■ TASK BRIEF
Please rename every "masterLayer" in the data below to "baseLayer" and leave everything else unchanged. Leave the pictures out of your answer.

Element location listings:
• • • • • • •

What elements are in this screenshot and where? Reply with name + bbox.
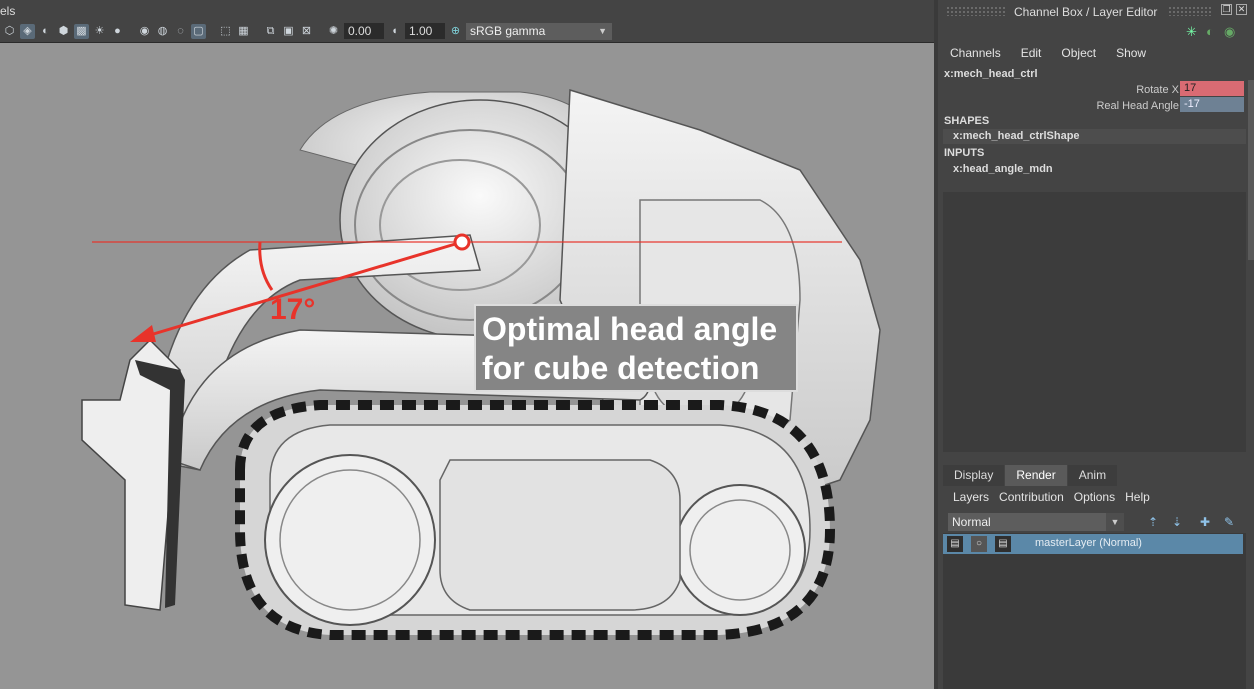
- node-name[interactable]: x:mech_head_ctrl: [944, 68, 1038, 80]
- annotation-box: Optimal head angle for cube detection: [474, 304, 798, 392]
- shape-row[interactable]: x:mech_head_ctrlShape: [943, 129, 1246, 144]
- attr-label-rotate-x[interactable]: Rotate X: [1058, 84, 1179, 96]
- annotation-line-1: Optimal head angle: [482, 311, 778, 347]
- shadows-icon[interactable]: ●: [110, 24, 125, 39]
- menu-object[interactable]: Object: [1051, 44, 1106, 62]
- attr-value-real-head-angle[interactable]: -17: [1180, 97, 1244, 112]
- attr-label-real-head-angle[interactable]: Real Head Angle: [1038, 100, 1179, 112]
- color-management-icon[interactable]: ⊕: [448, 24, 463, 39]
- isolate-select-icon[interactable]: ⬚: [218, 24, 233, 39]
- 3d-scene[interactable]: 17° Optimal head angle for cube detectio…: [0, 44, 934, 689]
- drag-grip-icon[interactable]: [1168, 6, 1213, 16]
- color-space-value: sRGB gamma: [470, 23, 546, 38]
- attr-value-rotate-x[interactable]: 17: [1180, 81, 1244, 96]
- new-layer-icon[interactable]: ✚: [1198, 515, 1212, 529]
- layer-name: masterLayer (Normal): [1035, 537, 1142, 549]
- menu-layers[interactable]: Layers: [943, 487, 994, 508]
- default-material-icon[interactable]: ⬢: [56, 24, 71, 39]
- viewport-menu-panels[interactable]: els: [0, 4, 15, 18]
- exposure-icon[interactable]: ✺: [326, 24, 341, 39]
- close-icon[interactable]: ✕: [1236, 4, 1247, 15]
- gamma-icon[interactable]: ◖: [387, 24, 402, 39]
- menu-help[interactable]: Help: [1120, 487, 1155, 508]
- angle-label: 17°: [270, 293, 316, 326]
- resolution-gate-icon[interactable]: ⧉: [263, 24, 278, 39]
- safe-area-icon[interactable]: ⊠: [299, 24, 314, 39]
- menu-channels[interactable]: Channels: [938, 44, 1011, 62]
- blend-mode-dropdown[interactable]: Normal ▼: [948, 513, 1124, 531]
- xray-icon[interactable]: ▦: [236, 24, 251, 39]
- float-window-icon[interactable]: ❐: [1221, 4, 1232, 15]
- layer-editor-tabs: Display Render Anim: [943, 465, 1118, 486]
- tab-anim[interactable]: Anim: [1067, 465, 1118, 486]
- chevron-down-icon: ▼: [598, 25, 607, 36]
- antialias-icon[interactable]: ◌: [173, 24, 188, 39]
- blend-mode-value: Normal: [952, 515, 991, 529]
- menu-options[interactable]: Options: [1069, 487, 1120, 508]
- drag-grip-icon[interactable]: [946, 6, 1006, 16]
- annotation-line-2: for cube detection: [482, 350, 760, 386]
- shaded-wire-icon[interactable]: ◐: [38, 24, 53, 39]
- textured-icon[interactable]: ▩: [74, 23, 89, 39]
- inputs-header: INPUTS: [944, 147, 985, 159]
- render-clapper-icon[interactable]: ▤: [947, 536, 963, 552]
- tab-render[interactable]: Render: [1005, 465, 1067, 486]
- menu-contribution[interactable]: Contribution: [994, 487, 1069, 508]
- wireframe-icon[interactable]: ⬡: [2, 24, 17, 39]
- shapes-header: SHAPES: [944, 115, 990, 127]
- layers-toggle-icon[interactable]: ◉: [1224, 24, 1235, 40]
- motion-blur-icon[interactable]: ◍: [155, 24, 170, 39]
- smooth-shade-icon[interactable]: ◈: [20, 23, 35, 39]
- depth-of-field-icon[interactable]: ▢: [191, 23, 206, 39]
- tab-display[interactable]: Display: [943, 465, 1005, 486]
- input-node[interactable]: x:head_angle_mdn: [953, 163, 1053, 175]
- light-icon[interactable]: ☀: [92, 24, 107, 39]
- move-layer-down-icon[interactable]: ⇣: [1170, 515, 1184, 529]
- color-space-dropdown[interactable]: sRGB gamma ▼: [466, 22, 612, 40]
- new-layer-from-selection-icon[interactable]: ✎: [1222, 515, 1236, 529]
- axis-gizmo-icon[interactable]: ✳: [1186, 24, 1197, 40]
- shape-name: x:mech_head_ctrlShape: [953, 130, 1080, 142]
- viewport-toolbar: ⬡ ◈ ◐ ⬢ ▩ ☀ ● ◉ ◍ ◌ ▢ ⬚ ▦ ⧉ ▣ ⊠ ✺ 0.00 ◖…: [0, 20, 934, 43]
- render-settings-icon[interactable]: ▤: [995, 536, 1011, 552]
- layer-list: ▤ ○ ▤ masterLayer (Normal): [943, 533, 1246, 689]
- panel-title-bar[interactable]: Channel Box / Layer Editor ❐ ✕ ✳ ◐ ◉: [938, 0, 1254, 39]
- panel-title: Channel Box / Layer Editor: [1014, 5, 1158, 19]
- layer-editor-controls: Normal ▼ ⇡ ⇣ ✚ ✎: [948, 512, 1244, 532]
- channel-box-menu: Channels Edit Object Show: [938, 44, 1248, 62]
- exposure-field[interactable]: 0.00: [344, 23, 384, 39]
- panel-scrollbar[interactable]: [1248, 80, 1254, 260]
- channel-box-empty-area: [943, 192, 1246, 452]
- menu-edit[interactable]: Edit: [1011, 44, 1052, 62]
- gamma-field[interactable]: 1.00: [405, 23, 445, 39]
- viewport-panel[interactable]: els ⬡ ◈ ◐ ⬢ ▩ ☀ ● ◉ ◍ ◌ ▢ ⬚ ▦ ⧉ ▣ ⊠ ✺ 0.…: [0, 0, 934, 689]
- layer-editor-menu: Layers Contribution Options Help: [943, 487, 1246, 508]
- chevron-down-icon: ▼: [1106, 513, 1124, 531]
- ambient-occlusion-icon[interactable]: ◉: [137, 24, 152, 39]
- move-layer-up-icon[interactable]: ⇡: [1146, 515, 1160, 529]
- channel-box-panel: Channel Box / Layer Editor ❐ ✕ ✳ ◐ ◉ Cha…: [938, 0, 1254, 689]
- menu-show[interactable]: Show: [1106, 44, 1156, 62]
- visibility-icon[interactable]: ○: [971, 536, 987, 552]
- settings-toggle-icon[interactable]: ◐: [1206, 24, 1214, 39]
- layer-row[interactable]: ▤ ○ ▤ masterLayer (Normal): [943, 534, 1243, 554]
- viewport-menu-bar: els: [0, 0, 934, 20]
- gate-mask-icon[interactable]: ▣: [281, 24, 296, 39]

• • • • • • •

■ PROBLEM SOLUTION
What elements are in this screenshot and where? Reply with name + bbox.
- node-name[interactable]: x:mech_head_ctrl: [944, 68, 1038, 80]
- annotation-box: Optimal head angle for cube detection: [474, 304, 798, 392]
- shape-row[interactable]: x:mech_head_ctrlShape: [943, 129, 1246, 144]
- attr-label-rotate-x[interactable]: Rotate X: [1058, 84, 1179, 96]
- annotation-line-1: Optimal head angle: [482, 311, 778, 347]
- shadows-icon[interactable]: ●: [110, 24, 125, 39]
- menu-object[interactable]: Object: [1051, 44, 1106, 62]
- attr-value-real-head-angle[interactable]: -17: [1180, 97, 1244, 112]
- attr-label-real-head-angle[interactable]: Real Head Angle: [1038, 100, 1179, 112]
- color-management-icon[interactable]: ⊕: [448, 24, 463, 39]
- isolate-select-icon[interactable]: ⬚: [218, 24, 233, 39]
- 3d-scene[interactable]: 17° Optimal head angle for cube detectio…: [0, 44, 934, 689]
- drag-grip-icon[interactable]: [1168, 6, 1213, 16]
- color-space-value: sRGB gamma: [470, 23, 546, 38]
- attr-value-rotate-x[interactable]: 17: [1180, 81, 1244, 96]
- new-layer-icon[interactable]: ✚: [1198, 515, 1212, 529]
- layer-name: baseLayer (Normal): [1035, 537, 1142, 549]
- menu-layers[interactable]: Layers: [943, 487, 994, 508]
- default-material-icon[interactable]: ⬢: [56, 24, 71, 39]
- viewport-menu-panels[interactable]: els: [0, 4, 15, 18]
- exposure-icon[interactable]: ✺: [326, 24, 341, 39]
- close-icon[interactable]: ✕: [1236, 4, 1247, 15]
- gamma-icon[interactable]: ◖: [387, 24, 402, 39]
- menu-help[interactable]: Help: [1120, 487, 1155, 508]
- angle-label: 17°: [270, 293, 316, 326]
- resolution-gate-icon[interactable]: ⧉: [263, 24, 278, 39]
- safe-area-icon[interactable]: ⊠: [299, 24, 314, 39]
- menu-channels[interactable]: Channels: [938, 44, 1011, 62]
- blend-mode-dropdown[interactable]: Normal ▼: [948, 513, 1124, 531]
- xray-icon[interactable]: ▦: [236, 24, 251, 39]
- float-window-icon[interactable]: ❐: [1221, 4, 1232, 15]
- layer-editor-tabs: Display Render Anim: [943, 465, 1118, 486]
- tab-anim[interactable]: Anim: [1067, 465, 1118, 486]
- chevron-down-icon: ▼: [598, 25, 607, 36]
- antialias-icon[interactable]: ◌: [173, 24, 188, 39]
- blend-mode-value: Normal: [952, 515, 991, 529]
- menu-options[interactable]: Options: [1069, 487, 1120, 508]
- drag-grip-icon[interactable]: [946, 6, 1006, 16]
- annotation-line-2: for cube detection: [482, 350, 760, 386]
- shaded-wire-icon[interactable]: ◐: [38, 24, 53, 39]
- textured-icon[interactable]: ▩: [74, 23, 89, 39]
- inputs-header: INPUTS: [944, 147, 985, 159]
- render-clapper-icon[interactable]: ▤: [947, 536, 963, 552]
- tab-render[interactable]: Render: [1005, 465, 1067, 486]
- menu-contribution[interactable]: Contribution: [994, 487, 1069, 508]
- wireframe-icon[interactable]: ⬡: [2, 24, 17, 39]
- shapes-header: SHAPES: [944, 115, 990, 127]
- layers-toggle-icon[interactable]: ◉: [1224, 24, 1235, 40]
- motion-blur-icon[interactable]: ◍: [155, 24, 170, 39]
- smooth-shade-icon[interactable]: ◈: [20, 23, 35, 39]
- depth-of-field-icon[interactable]: ▢: [191, 23, 206, 39]
- tab-display[interactable]: Display: [943, 465, 1005, 486]
- input-node[interactable]: x:head_angle_mdn: [953, 163, 1053, 175]
- light-icon[interactable]: ☀: [92, 24, 107, 39]
- move-layer-down-icon[interactable]: ⇣: [1170, 515, 1184, 529]
- color-space-dropdown[interactable]: sRGB gamma ▼: [466, 22, 612, 40]
- new-layer-from-selection-icon[interactable]: ✎: [1222, 515, 1236, 529]
- axis-gizmo-icon[interactable]: ✳: [1186, 24, 1197, 40]
- shape-name: x:mech_head_ctrlShape: [953, 130, 1080, 142]
- viewport-toolbar: ⬡ ◈ ◐ ⬢ ▩ ☀ ● ◉ ◍ ◌ ▢ ⬚ ▦ ⧉ ▣ ⊠ ✺ 0.00 ◖…: [0, 20, 934, 43]
- render-settings-icon[interactable]: ▤: [995, 536, 1011, 552]
- layer-list: ▤ ○ ▤ baseLayer (Normal): [943, 533, 1246, 689]
- panel-title-bar[interactable]: Channel Box / Layer Editor ❐ ✕ ✳ ◐ ◉: [938, 0, 1254, 39]
- panel-title: Channel Box / Layer Editor: [1014, 5, 1158, 19]
- layer-editor-controls: Normal ▼ ⇡ ⇣ ✚ ✎: [948, 512, 1244, 532]
- channel-box-menu: Channels Edit Object Show: [938, 44, 1248, 62]
- exposure-field[interactable]: 0.00: [344, 23, 384, 39]
- panel-scrollbar[interactable]: [1248, 80, 1254, 260]
- channel-box-empty-area: [943, 192, 1246, 452]
- menu-edit[interactable]: Edit: [1011, 44, 1052, 62]
- gamma-field[interactable]: 1.00: [405, 23, 445, 39]
- viewport-panel[interactable]: els ⬡ ◈ ◐ ⬢ ▩ ☀ ● ◉ ◍ ◌ ▢ ⬚ ▦ ⧉ ▣ ⊠ ✺ 0.…: [0, 0, 934, 689]
- layer-editor-menu: Layers Contribution Options Help: [943, 487, 1246, 508]
- chevron-down-icon: ▼: [1106, 513, 1124, 531]
- ambient-occlusion-icon[interactable]: ◉: [137, 24, 152, 39]
- move-layer-up-icon[interactable]: ⇡: [1146, 515, 1160, 529]
- channel-box-panel: Channel Box / Layer Editor ❐ ✕ ✳ ◐ ◉ Cha…: [938, 0, 1254, 689]
- menu-show[interactable]: Show: [1106, 44, 1156, 62]
- visibility-icon[interactable]: ○: [971, 536, 987, 552]
- settings-toggle-icon[interactable]: ◐: [1206, 24, 1214, 39]
- layer-row[interactable]: ▤ ○ ▤ baseLayer (Normal): [943, 534, 1243, 554]
- viewport-menu-bar: els: [0, 0, 934, 20]
- gate-mask-icon[interactable]: ▣: [281, 24, 296, 39]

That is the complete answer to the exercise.